— Start of SUPPLIED DATA —
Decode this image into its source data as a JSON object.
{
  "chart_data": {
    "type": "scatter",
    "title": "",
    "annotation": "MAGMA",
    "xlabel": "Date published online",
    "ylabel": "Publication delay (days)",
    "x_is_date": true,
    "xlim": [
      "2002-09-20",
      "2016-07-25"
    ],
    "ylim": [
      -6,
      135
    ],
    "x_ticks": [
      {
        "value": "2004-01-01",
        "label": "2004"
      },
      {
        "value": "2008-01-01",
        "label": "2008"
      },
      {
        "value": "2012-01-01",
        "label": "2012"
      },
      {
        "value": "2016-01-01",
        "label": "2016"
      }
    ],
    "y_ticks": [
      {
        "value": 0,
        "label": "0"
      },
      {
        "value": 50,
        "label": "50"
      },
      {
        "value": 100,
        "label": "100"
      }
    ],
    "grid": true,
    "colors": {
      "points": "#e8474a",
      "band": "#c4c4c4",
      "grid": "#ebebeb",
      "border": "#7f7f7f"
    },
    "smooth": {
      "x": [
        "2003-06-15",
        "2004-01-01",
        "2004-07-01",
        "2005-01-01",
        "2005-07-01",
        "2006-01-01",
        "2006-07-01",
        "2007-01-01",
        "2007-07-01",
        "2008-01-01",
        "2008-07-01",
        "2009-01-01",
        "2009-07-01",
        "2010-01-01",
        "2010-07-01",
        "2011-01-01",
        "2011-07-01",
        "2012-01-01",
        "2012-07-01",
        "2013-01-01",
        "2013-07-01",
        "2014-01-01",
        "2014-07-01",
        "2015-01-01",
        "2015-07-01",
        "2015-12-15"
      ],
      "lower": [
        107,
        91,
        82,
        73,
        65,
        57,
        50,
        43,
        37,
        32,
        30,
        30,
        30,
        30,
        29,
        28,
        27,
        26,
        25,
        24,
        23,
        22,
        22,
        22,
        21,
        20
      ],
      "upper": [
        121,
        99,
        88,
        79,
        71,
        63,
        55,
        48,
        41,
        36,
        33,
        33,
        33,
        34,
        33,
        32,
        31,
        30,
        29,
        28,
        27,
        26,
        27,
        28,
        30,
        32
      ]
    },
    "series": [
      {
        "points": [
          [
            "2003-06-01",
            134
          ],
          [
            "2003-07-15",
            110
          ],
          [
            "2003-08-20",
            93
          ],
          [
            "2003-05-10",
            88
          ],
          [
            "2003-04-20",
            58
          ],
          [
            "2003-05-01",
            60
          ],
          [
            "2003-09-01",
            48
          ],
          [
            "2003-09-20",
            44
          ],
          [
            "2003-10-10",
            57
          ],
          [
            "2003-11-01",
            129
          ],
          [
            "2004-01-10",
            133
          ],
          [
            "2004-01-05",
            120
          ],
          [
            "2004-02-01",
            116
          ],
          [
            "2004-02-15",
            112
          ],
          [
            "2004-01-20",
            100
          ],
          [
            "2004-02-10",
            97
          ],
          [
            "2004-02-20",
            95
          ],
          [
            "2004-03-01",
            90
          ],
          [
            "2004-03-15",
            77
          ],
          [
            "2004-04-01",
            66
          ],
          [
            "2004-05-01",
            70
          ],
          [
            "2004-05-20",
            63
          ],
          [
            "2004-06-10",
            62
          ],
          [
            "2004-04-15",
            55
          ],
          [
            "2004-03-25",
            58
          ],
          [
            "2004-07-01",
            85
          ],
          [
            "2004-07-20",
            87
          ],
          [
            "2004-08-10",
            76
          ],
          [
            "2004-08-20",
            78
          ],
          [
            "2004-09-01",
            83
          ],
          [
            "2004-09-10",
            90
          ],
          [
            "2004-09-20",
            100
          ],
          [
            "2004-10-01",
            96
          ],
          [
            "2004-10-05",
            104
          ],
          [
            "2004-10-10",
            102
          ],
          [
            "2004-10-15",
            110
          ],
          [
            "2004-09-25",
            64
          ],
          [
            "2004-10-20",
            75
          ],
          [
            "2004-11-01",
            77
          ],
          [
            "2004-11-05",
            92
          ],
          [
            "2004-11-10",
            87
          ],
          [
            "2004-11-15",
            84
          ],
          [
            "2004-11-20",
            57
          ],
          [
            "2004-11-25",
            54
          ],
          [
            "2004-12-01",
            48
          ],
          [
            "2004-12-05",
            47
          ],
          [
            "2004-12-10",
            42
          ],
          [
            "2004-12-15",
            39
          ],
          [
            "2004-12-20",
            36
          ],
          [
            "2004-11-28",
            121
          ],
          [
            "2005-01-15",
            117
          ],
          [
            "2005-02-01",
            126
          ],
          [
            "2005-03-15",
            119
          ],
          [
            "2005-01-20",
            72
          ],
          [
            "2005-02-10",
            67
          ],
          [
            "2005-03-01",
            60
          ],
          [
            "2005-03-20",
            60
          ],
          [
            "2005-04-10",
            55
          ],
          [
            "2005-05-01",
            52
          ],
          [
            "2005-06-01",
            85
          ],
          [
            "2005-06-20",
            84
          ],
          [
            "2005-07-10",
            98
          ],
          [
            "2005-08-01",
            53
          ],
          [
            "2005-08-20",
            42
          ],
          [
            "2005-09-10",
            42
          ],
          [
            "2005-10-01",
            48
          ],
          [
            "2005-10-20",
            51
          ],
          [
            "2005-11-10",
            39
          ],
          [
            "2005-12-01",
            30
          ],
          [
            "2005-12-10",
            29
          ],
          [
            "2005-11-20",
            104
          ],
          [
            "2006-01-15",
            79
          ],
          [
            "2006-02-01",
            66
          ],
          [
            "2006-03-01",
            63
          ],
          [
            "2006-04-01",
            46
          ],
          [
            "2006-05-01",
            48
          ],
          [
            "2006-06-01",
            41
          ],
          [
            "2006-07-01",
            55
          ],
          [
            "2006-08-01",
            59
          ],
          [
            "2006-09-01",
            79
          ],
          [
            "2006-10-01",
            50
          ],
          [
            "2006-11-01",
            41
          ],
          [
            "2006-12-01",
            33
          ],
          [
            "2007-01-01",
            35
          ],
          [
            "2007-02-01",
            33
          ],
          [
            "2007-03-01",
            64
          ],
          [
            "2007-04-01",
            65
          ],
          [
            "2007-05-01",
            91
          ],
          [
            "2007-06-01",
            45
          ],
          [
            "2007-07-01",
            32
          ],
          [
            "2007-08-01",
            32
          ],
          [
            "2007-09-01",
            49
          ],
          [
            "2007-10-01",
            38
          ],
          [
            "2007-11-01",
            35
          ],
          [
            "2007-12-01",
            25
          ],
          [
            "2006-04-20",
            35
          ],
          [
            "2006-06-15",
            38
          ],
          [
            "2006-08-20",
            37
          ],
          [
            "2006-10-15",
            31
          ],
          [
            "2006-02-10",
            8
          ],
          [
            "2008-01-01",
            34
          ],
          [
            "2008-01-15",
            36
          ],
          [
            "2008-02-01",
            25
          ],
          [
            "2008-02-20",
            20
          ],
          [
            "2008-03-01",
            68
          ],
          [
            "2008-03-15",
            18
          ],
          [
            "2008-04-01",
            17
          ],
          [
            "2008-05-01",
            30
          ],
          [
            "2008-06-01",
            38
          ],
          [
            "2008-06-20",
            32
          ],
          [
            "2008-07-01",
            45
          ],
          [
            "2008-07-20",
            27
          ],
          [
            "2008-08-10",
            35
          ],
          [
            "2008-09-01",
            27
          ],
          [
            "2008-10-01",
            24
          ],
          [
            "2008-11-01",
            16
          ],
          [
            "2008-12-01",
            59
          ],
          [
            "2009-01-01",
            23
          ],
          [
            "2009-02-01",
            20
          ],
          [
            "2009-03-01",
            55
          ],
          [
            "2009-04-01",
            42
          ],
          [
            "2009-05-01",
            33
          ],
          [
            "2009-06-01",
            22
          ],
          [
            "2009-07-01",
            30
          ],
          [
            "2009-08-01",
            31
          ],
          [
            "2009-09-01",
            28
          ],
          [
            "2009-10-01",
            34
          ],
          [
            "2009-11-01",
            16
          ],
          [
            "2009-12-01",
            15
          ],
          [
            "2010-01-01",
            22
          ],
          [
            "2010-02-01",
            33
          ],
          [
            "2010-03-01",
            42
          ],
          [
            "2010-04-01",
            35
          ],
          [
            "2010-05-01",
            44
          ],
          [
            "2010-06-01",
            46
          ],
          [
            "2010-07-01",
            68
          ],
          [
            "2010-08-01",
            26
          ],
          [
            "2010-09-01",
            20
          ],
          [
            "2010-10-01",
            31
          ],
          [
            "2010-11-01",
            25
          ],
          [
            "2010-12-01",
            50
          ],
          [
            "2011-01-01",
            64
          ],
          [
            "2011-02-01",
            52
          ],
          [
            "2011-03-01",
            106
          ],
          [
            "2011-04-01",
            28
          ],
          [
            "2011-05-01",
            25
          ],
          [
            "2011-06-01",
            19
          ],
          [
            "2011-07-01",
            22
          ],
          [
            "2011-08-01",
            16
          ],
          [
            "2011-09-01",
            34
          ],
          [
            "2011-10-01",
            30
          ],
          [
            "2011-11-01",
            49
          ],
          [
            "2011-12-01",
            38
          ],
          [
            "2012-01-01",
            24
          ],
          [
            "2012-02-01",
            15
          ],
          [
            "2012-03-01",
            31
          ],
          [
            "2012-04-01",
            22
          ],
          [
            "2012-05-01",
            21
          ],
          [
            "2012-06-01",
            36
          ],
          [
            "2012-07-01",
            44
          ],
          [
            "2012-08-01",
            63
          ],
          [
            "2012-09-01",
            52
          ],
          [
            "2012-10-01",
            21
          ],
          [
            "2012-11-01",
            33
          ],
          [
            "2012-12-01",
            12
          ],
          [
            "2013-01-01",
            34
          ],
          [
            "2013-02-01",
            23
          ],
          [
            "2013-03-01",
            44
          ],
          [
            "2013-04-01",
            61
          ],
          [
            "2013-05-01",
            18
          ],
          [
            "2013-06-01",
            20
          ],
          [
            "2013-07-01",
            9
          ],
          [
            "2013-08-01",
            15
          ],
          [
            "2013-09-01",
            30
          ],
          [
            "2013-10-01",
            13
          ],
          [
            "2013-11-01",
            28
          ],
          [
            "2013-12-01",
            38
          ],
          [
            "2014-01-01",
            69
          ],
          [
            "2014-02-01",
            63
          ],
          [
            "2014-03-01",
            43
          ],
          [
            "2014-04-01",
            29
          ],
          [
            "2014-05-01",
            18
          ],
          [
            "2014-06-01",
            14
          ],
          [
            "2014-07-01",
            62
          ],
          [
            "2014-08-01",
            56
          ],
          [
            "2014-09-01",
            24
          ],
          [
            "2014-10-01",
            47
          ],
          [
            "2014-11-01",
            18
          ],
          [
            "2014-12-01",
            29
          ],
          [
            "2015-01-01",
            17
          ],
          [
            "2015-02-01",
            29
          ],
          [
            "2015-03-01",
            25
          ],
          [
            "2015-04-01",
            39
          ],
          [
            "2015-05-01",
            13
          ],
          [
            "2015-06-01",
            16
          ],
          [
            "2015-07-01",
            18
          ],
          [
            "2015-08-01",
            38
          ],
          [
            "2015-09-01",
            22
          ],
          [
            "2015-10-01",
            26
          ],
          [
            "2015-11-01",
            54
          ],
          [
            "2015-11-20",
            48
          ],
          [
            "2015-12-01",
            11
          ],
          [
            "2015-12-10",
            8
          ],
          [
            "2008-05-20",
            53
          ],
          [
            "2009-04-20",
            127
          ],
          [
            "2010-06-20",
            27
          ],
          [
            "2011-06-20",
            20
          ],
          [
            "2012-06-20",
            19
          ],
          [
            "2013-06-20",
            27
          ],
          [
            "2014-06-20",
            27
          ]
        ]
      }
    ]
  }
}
— End of SUPPLIED DATA —
→ YOUR INSTRUCTIONS: Pick out every line with the string "value" and copy it.

→ FINAL RESULT:
        "value": "2004-01-01",
        "value": "2008-01-01",
        "value": "2012-01-01",
        "value": "2016-01-01",
        "value": 0,
        "value": 50,
        "value": 100,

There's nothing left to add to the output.